▶

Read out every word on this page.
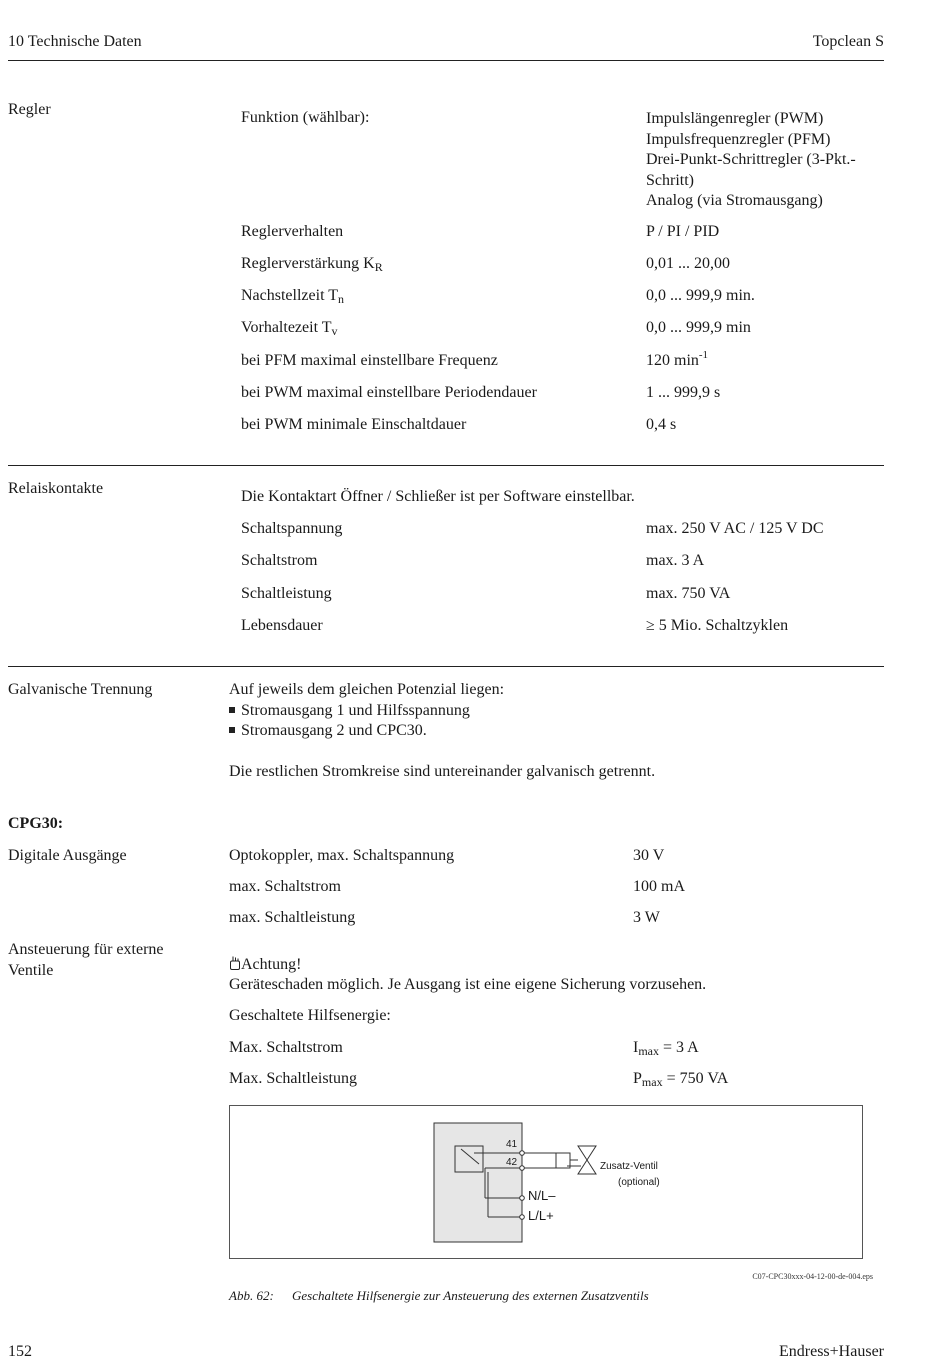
10 Technische Daten	Topclean S
Regler	Funktion (wählbar):	Impulslängenregler (PWM)
Impulsfrequenzregler (PFM)
Drei-Punkt-Schrittregler (3-Pkt.-
Schritt)
Analog (via Stromausgang)
Reglerverhalten	P / PI / PID
Reglerverstärkung $K_R$	0,01 ... 20,00
Nachstellzeit $T_n$	0,0 ... 999,9 min.
Vorhaltezeit $T_v$	0,0 ... 999,9 min
bei PFM maximal einstellbare Frequenz	120 $\min^{-1}$
bei PWM maximal einstellbare Periodendauer	1 ... 999,9 s
bei PWM minimale Einschaltdauer	0,4 s
Relaiskontakte	Die Kontaktart Öffner / Schließer ist per Software einstellbar.
Schaltspannung	max. 250 V AC / 125 V DC
Schaltstrom	max. 3 A
Schaltleistung	max. 750 VA
Lebensdauer	≥ 5 Mio. Schaltzyklen
Galvanische Trennung	Auf jeweils dem gleichen Potenzial liegen:
Stromausgang 1 und Hilfsspannung
Stromausgang 2 und CPC30.
Die restlichen Stromkreise sind untereinander galvanisch getrennt.
CPG30:
Digitale Ausgänge	Optokoppler, max. Schaltspannung	30 V
max. Schaltstrom	100 mA
max. Schaltleistung	3 W
Ansteuerung für externe
Ventile	Achtung!
Geräteschaden möglich. Je Ausgang ist eine eigene Sicherung vorzusehen.
Geschaltete Hilfsenergie:
Max. Schaltstrom	$I_{max} = 3$ A
Max. Schaltleistung	$P_{max} = 750$ VA
41
42
N/L–
L/L+
Zusatz-Ventil
(optional)
C07-CPC30xxx-04-12-00-de-004.eps
Abb. 62: Geschaltete Hilfsenergie zur Ansteuerung des externen Zusatzventils
152	Endress+Hauser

◀

◆ **The problem**
Only the number is wanted: how many lines in the entries above contain the string "Schaltstrom"?

◆ **Completed exercise**
3